### [AUFGABE]
Schreib das ganze Material unten Zeile für Zeile wortgetreu ab. Die Bilder lässt du dabei weg.

### [GEGEBENES MATERIAL]
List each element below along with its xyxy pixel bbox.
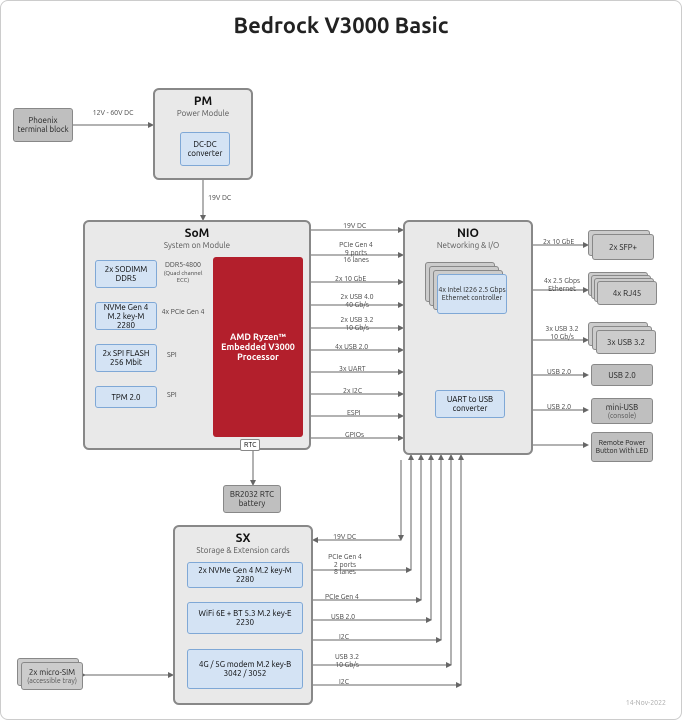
ext-miniusb: mini-USB(console)	[591, 398, 653, 424]
sx-modem: 4G / 5G modem M.2 key-B 3042 / 3052	[187, 649, 303, 689]
ext-usb32: 3x USB 3.2	[588, 322, 660, 358]
phoenix-block: Phoenix terminal block	[13, 108, 73, 142]
ext-sfp: 2x SFP+	[588, 230, 658, 264]
som-rtc: RTC	[240, 439, 260, 451]
br2032-block: BR2032 RTC battery	[223, 485, 281, 513]
lbl-12v: 12V - 60V DC	[83, 110, 143, 118]
nio-module: NIONetworking & I/O 4x Intel I226 2.5 Gb…	[403, 220, 533, 455]
diagram-canvas: Phoenix terminal block 12V - 60V DC PMPo…	[13, 50, 671, 710]
som-processor: AMD Ryzen™ Embedded V3000 Processor	[213, 257, 303, 437]
ext-usb20: USB 2.0	[591, 364, 653, 386]
nio-uart-usb: UART to USB converter	[435, 390, 505, 418]
som-spiflash: 2x SPI FLASH 256 Mbit	[95, 344, 157, 372]
lbl-19v-1: 19V DC	[208, 195, 231, 203]
date-label: 14-Nov-2022	[626, 699, 666, 707]
som-sodimm: 2x SODIMM DDR5	[95, 260, 157, 288]
ext-rj45: 4x RJ45	[588, 272, 662, 312]
som-nvme: NVMe Gen 4 M.2 key-M 2280	[95, 302, 157, 330]
som-module: SoMSystem on Module 2x SODIMM DDR5 DDR5-…	[83, 220, 311, 450]
ext-remote-btn: Remote Power Button With LED	[591, 432, 653, 462]
sx-wifi: WiFi 6E + BT 5.3 M.2 key-E 2230	[187, 602, 303, 634]
som-tpm: TPM 2.0	[95, 386, 157, 408]
ext-sim: 2x micro-SIM(accessible tray)	[17, 658, 89, 694]
sx-nvme: 2x NVMe Gen 4 M.2 key-M 2280	[187, 562, 303, 588]
page-title: Bedrock V3000 Basic	[13, 13, 669, 38]
dcdc-chip: DC-DC converter	[180, 132, 230, 166]
sx-module: SXStorage & Extension cards 2x NVMe Gen …	[173, 525, 313, 705]
nio-eth-stack: 4x Intel I226 2.5 Gbps Ethernet controll…	[425, 262, 505, 312]
pm-module: PMPower Module DC-DC converter	[153, 88, 253, 180]
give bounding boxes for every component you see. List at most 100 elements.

### [AUSGEARBEITETE LÖSUNG]
List each element below along with its xyxy pixel bbox.
ext-miniusb: mini-USB(console)	[591, 398, 653, 424]
sx-modem: 4G / 5G modem M.2 key-B 3042 / 3052	[187, 649, 303, 689]
ext-usb32: 3x USB 3.2	[588, 322, 660, 358]
phoenix-block: Phoenix terminal block	[13, 108, 73, 142]
ext-sfp: 2x SFP+	[588, 230, 658, 264]
som-rtc: RTC	[240, 439, 260, 451]
br2032-block: BR2032 RTC battery	[223, 485, 281, 513]
lbl-12v: 12V - 60V DC	[83, 110, 143, 118]
nio-module: NIONetworking & I/O 4x Intel I226 2.5 Gb…	[403, 220, 533, 455]
diagram-canvas: Phoenix terminal block 12V - 60V DC PMPo…	[13, 50, 671, 710]
som-processor: AMD Ryzen™ Embedded V3000 Processor	[213, 257, 303, 437]
ext-usb20: USB 2.0	[591, 364, 653, 386]
nio-uart-usb: UART to USB converter	[435, 390, 505, 418]
som-spiflash: 2x SPI FLASH 256 Mbit	[95, 344, 157, 372]
lbl-19v-1: 19V DC	[208, 195, 231, 203]
date-label: 14-Nov-2022	[626, 699, 666, 707]
som-sodimm: 2x SODIMM DDR5	[95, 260, 157, 288]
ext-rj45: 4x RJ45	[588, 272, 662, 312]
som-nvme: NVMe Gen 4 M.2 key-M 2280	[95, 302, 157, 330]
som-module: SoMSystem on Module 2x SODIMM DDR5 DDR5-…	[83, 220, 311, 450]
ext-remote-btn: Remote Power Button With LED	[591, 432, 653, 462]
sx-wifi: WiFi 6E + BT 5.3 M.2 key-E 2230	[187, 602, 303, 634]
som-tpm: TPM 2.0	[95, 386, 157, 408]
ext-sim: 2x micro-SIM(accessible tray)	[17, 658, 89, 694]
sx-nvme: 2x NVMe Gen 4 M.2 key-M 2280	[187, 562, 303, 588]
page-title: Bedrock V3000 Basic	[13, 13, 669, 38]
dcdc-chip: DC-DC converter	[180, 132, 230, 166]
sx-module: SXStorage & Extension cards 2x NVMe Gen …	[173, 525, 313, 705]
nio-eth-stack: 4x Intel I226 2.5 Gbps Ethernet controll…	[425, 262, 505, 312]
pm-module: PMPower Module DC-DC converter	[153, 88, 253, 180]
give bounding boxes for every component you see. List at most 100 elements.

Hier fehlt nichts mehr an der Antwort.